* Exercise details *
Write out all of the data exactly as it appears.

* Given records *
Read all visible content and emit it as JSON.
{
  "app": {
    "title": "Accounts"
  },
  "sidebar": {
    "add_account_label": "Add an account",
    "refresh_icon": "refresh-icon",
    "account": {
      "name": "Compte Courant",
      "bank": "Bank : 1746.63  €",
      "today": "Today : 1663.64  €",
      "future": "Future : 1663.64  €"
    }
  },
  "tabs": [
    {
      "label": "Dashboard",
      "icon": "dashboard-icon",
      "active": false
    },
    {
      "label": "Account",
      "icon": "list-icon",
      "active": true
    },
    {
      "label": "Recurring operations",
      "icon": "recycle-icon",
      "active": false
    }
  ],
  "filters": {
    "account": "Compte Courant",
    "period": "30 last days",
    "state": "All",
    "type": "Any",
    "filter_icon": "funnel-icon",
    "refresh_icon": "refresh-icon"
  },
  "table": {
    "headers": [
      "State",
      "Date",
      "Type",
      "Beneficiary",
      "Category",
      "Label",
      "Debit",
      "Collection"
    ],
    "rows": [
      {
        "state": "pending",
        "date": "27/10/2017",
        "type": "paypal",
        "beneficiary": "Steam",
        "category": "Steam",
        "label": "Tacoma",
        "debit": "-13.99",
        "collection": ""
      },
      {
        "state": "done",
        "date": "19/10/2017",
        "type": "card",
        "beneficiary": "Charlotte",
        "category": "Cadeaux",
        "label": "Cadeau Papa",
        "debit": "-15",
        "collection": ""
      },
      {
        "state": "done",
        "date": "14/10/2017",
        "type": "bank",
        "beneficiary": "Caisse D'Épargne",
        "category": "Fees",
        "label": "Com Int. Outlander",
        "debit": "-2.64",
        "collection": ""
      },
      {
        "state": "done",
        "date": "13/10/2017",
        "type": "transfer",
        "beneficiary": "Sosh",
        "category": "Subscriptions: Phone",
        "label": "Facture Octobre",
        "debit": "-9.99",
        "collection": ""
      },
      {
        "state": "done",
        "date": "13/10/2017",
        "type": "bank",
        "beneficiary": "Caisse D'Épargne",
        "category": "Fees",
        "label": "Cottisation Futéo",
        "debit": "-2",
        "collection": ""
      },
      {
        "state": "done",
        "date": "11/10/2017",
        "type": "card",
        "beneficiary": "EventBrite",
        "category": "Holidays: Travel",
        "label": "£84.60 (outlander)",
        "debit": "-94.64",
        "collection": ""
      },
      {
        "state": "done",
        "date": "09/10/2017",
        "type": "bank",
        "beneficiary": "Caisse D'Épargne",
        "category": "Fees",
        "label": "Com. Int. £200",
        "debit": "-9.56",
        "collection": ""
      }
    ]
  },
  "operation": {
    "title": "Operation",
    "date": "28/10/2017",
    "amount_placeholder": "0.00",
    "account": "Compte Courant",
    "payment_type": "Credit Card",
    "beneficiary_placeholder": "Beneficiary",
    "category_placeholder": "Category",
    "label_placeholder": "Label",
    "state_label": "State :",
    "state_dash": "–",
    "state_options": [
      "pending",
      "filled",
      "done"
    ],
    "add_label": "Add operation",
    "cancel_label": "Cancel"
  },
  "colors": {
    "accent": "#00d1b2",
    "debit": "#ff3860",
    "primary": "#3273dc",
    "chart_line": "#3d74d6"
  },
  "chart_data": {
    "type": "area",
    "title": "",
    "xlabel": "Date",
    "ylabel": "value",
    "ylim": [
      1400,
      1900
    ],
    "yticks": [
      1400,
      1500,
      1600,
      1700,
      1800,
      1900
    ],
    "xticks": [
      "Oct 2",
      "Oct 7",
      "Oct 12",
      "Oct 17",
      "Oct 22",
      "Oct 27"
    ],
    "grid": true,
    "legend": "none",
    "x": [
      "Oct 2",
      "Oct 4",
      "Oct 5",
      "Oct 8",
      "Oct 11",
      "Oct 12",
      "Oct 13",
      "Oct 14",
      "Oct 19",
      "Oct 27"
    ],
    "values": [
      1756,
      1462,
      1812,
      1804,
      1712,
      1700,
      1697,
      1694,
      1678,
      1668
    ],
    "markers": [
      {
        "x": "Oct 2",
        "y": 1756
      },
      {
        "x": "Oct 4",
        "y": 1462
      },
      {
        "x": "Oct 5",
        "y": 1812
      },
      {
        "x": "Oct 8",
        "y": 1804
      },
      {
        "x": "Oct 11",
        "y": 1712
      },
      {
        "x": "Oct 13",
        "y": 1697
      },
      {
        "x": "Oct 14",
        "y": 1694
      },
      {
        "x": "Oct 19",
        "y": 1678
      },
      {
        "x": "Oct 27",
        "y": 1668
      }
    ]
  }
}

* Problem solution *
Read all visible content and emit it as JSON.
{
  "app": {
    "title": "Accounts"
  },
  "sidebar": {
    "add_account_label": "Add an account",
    "refresh_icon": "refresh-icon",
    "account": {
      "name": "Compte Courant",
      "bank": "Bank : 1746.63  €",
      "today": "Today : 1663.64  €",
      "future": "Future : 1663.64  €"
    }
  },
  "tabs": [
    {
      "label": "Dashboard",
      "icon": "dashboard-icon",
      "active": false
    },
    {
      "label": "Account",
      "icon": "list-icon",
      "active": true
    },
    {
      "label": "Recurring operations",
      "icon": "recycle-icon",
      "active": false
    }
  ],
  "filters": {
    "account": "Compte Courant",
    "period": "30 last days",
    "state": "All",
    "type": "Any",
    "filter_icon": "funnel-icon",
    "refresh_icon": "refresh-icon"
  },
  "table": {
    "headers": [
      "State",
      "Date",
      "Type",
      "Beneficiary",
      "Category",
      "Label",
      "Debit",
      "Collection"
    ],
    "rows": [
      {
        "state": "pending",
        "date": "27/10/2017",
        "type": "paypal",
        "beneficiary": "Steam",
        "category": "Steam",
        "label": "Tacoma",
        "debit": "-13.99",
        "collection": ""
      },
      {
        "state": "done",
        "date": "19/10/2017",
        "type": "card",
        "beneficiary": "Charlotte",
        "category": "Cadeaux",
        "label": "Cadeau Papa",
        "debit": "-15",
        "collection": ""
      },
      {
        "state": "done",
        "date": "14/10/2017",
        "type": "bank",
        "beneficiary": "Caisse D'Épargne",
        "category": "Fees",
        "label": "Com Int. Outlander",
        "debit": "-2.64",
        "collection": ""
      },
      {
        "state": "done",
        "date": "13/10/2017",
        "type": "transfer",
        "beneficiary": "Sosh",
        "category": "Subscriptions: Phone",
        "label": "Facture Octobre",
        "debit": "-9.99",
        "collection": ""
      },
      {
        "state": "done",
        "date": "13/10/2017",
        "type": "bank",
        "beneficiary": "Caisse D'Épargne",
        "category": "Fees",
        "label": "Cottisation Futéo",
        "debit": "-2",
        "collection": ""
      },
      {
        "state": "done",
        "date": "11/10/2017",
        "type": "card",
        "beneficiary": "EventBrite",
        "category": "Holidays: Travel",
        "label": "£84.60 (outlander)",
        "debit": "-94.64",
        "collection": ""
      },
      {
        "state": "done",
        "date": "09/10/2017",
        "type": "bank",
        "beneficiary": "Caisse D'Épargne",
        "category": "Fees",
        "label": "Com. Int. £200",
        "debit": "-9.56",
        "collection": ""
      }
    ]
  },
  "operation": {
    "title": "Operation",
    "date": "28/10/2017",
    "amount_placeholder": "0.00",
    "account": "Compte Courant",
    "payment_type": "Credit Card",
    "beneficiary_placeholder": "Beneficiary",
    "category_placeholder": "Category",
    "label_placeholder": "Label",
    "state_label": "State :",
    "state_dash": "–",
    "state_options": [
      "pending",
      "filled",
      "done"
    ],
    "add_label": "Add operation",
    "cancel_label": "Cancel"
  },
  "colors": {
    "accent": "#00d1b2",
    "debit": "#ff3860",
    "primary": "#3273dc",
    "chart_line": "#3d74d6"
  },
  "chart_data": {
    "type": "area",
    "title": "",
    "xlabel": "Date",
    "ylabel": "value",
    "ylim": [
      1400,
      1900
    ],
    "yticks": [
      1400,
      1500,
      1600,
      1700,
      1800,
      1900
    ],
    "xticks": [
      "Oct 2",
      "Oct 7",
      "Oct 12",
      "Oct 17",
      "Oct 22",
      "Oct 27"
    ],
    "grid": true,
    "legend": "none",
    "x": [
      "Oct 2",
      "Oct 4",
      "Oct 5",
      "Oct 8",
      "Oct 11",
      "Oct 12",
      "Oct 13",
      "Oct 14",
      "Oct 19",
      "Oct 27"
    ],
    "values": [
      1756,
      1462,
      1812,
      1804,
      1712,
      1700,
      1697,
      1694,
      1678,
      1668
    ],
    "markers": [
      {
        "x": "Oct 2",
        "y": 1756
      },
      {
        "x": "Oct 4",
        "y": 1462
      },
      {
        "x": "Oct 5",
        "y": 1812
      },
      {
        "x": "Oct 8",
        "y": 1804
      },
      {
        "x": "Oct 11",
        "y": 1712
      },
      {
        "x": "Oct 13",
        "y": 1697
      },
      {
        "x": "Oct 14",
        "y": 1694
      },
      {
        "x": "Oct 19",
        "y": 1678
      },
      {
        "x": "Oct 27",
        "y": 1668
      }
    ]
  }
}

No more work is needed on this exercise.